-------- Provided data --------

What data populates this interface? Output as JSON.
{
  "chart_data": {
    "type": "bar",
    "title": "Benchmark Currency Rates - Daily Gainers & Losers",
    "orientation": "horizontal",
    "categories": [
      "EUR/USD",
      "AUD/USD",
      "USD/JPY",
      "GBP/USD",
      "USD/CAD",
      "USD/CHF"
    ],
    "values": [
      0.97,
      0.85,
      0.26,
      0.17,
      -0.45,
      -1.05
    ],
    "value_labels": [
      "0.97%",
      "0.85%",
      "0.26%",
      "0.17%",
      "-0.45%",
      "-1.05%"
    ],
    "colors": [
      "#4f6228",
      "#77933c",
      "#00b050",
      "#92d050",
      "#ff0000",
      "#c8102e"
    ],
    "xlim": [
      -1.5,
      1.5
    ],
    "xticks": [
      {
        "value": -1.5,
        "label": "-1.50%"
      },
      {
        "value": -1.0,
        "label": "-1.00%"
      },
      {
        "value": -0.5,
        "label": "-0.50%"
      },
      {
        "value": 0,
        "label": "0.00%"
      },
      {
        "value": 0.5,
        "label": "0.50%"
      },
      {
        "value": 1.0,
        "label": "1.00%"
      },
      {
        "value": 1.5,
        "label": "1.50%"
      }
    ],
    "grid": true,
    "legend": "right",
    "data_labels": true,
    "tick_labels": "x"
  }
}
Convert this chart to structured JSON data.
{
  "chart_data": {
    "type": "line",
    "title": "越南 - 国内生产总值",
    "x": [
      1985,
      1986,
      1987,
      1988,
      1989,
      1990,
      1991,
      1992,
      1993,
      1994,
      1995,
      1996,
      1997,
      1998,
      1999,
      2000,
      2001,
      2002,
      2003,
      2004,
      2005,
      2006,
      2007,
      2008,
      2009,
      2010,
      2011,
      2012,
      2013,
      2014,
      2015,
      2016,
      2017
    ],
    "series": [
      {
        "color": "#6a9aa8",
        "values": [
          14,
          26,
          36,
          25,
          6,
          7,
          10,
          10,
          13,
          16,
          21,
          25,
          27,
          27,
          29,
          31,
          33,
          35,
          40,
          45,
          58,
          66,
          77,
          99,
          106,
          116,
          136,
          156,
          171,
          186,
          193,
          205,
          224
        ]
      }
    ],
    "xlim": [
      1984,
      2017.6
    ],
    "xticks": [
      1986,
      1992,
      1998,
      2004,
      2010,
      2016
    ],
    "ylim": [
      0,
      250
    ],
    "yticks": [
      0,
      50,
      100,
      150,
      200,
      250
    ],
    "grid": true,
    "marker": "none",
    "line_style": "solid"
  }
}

--------

## Description of the task
Print out the whole listing exactly as it appears.

## Solution below
What data populates this interface? Output as JSON.
{
  "chart_data": {
    "type": "bar",
    "title": "Benchmark Currency Rates - Daily Gainers & Losers",
    "orientation": "horizontal",
    "categories": [
      "EUR/USD",
      "AUD/USD",
      "USD/JPY",
      "GBP/USD",
      "USD/CAD",
      "USD/CHF"
    ],
    "values": [
      0.97,
      0.85,
      0.26,
      0.17,
      -0.45,
      -1.05
    ],
    "value_labels": [
      "0.97%",
      "0.85%",
      "0.26%",
      "0.17%",
      "-0.45%",
      "-1.05%"
    ],
    "colors": [
      "#4f6228",
      "#77933c",
      "#00b050",
      "#92d050",
      "#ff0000",
      "#c8102e"
    ],
    "xlim": [
      -1.5,
      1.5
    ],
    "xticks": [
      {
        "value": -1.5,
        "label": "-1.50%"
      },
      {
        "value": -1.0,
        "label": "-1.00%"
      },
      {
        "value": -0.5,
        "label": "-0.50%"
      },
      {
        "value": 0,
        "label": "0.00%"
      },
      {
        "value": 0.5,
        "label": "0.50%"
      },
      {
        "value": 1.0,
        "label": "1.00%"
      },
      {
        "value": 1.5,
        "label": "1.50%"
      }
    ],
    "grid": true,
    "legend": "right",
    "data_labels": true,
    "tick_labels": "x"
  }
}
Convert this chart to structured JSON data.
{
  "chart_data": {
    "type": "line",
    "title": "越南 - 国内生产总值",
    "x": [
      1985,
      1986,
      1987,
      1988,
      1989,
      1990,
      1991,
      1992,
      1993,
      1994,
      1995,
      1996,
      1997,
      1998,
      1999,
      2000,
      2001,
      2002,
      2003,
      2004,
      2005,
      2006,
      2007,
      2008,
      2009,
      2010,
      2011,
      2012,
      2013,
      2014,
      2015,
      2016,
      2017
    ],
    "series": [
      {
        "color": "#6a9aa8",
        "values": [
          14,
          26,
          36,
          25,
          6,
          7,
          10,
          10,
          13,
          16,
          21,
          25,
          27,
          27,
          29,
          31,
          33,
          35,
          40,
          45,
          58,
          66,
          77,
          99,
          106,
          116,
          136,
          156,
          171,
          186,
          193,
          205,
          224
        ]
      }
    ],
    "xlim": [
      1984,
      2017.6
    ],
    "xticks": [
      1986,
      1992,
      1998,
      2004,
      2010,
      2016
    ],
    "ylim": [
      0,
      250
    ],
    "yticks": [
      0,
      50,
      100,
      150,
      200,
      250
    ],
    "grid": true,
    "marker": "none",
    "line_style": "solid"
  }
}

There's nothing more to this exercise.